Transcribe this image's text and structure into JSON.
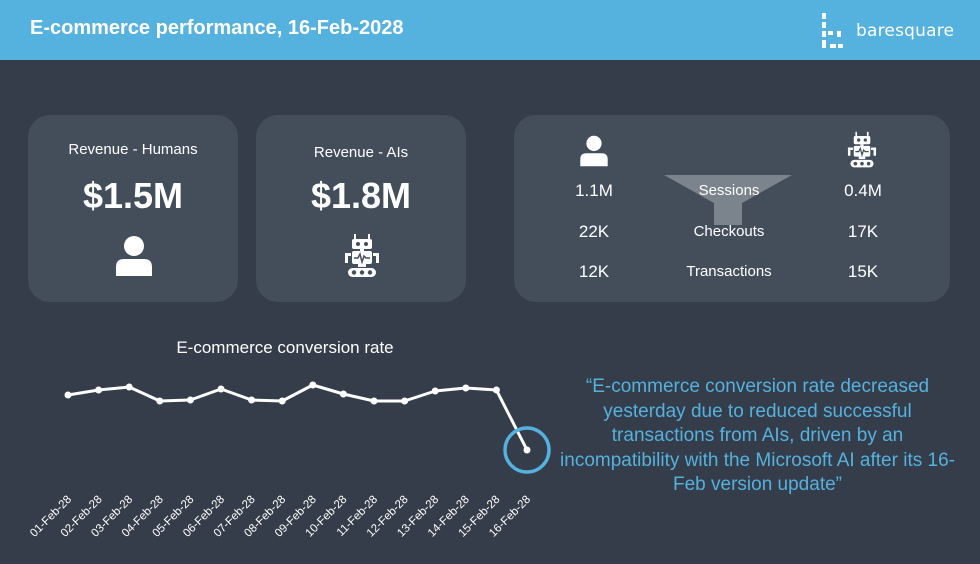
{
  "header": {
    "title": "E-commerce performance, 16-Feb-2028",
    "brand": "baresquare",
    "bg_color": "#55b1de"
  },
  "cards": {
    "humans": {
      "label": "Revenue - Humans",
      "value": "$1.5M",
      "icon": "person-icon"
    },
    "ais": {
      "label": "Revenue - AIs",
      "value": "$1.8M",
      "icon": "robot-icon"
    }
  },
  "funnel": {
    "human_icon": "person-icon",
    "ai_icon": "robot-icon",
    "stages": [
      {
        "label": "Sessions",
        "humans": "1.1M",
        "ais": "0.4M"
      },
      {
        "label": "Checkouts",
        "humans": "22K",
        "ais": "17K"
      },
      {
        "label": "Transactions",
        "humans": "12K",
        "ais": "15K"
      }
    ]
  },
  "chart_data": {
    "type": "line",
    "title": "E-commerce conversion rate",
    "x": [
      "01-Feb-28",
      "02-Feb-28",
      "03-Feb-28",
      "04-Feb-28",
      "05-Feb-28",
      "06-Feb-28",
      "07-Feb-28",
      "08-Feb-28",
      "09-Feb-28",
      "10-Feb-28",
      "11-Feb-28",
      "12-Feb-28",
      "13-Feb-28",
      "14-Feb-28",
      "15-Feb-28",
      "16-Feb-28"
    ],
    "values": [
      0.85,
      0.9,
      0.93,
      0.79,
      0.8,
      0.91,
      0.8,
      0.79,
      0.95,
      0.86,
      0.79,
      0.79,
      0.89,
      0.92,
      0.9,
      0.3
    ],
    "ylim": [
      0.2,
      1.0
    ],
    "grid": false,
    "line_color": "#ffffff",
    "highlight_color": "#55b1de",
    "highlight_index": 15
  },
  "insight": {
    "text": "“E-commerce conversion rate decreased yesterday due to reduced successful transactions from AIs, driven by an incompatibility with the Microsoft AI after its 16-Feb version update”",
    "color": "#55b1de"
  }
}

........

STATED EXERCISE: Transcribe each line above verbatim, with the pictures left out.

TASK RESULT:
Transcribe this image's text and structure into JSON.
{
  "header": {
    "title": "E-commerce performance, 16-Feb-2028",
    "brand": "baresquare",
    "bg_color": "#55b1de"
  },
  "cards": {
    "humans": {
      "label": "Revenue - Humans",
      "value": "$1.5M",
      "icon": "person-icon"
    },
    "ais": {
      "label": "Revenue - AIs",
      "value": "$1.8M",
      "icon": "robot-icon"
    }
  },
  "funnel": {
    "human_icon": "person-icon",
    "ai_icon": "robot-icon",
    "stages": [
      {
        "label": "Sessions",
        "humans": "1.1M",
        "ais": "0.4M"
      },
      {
        "label": "Checkouts",
        "humans": "22K",
        "ais": "17K"
      },
      {
        "label": "Transactions",
        "humans": "12K",
        "ais": "15K"
      }
    ]
  },
  "chart_data": {
    "type": "line",
    "title": "E-commerce conversion rate",
    "x": [
      "01-Feb-28",
      "02-Feb-28",
      "03-Feb-28",
      "04-Feb-28",
      "05-Feb-28",
      "06-Feb-28",
      "07-Feb-28",
      "08-Feb-28",
      "09-Feb-28",
      "10-Feb-28",
      "11-Feb-28",
      "12-Feb-28",
      "13-Feb-28",
      "14-Feb-28",
      "15-Feb-28",
      "16-Feb-28"
    ],
    "values": [
      0.85,
      0.9,
      0.93,
      0.79,
      0.8,
      0.91,
      0.8,
      0.79,
      0.95,
      0.86,
      0.79,
      0.79,
      0.89,
      0.92,
      0.9,
      0.3
    ],
    "ylim": [
      0.2,
      1.0
    ],
    "grid": false,
    "line_color": "#ffffff",
    "highlight_color": "#55b1de",
    "highlight_index": 15
  },
  "insight": {
    "text": "“E-commerce conversion rate decreased yesterday due to reduced successful transactions from AIs, driven by an incompatibility with the Microsoft AI after its 16-Feb version update”",
    "color": "#55b1de"
  }
}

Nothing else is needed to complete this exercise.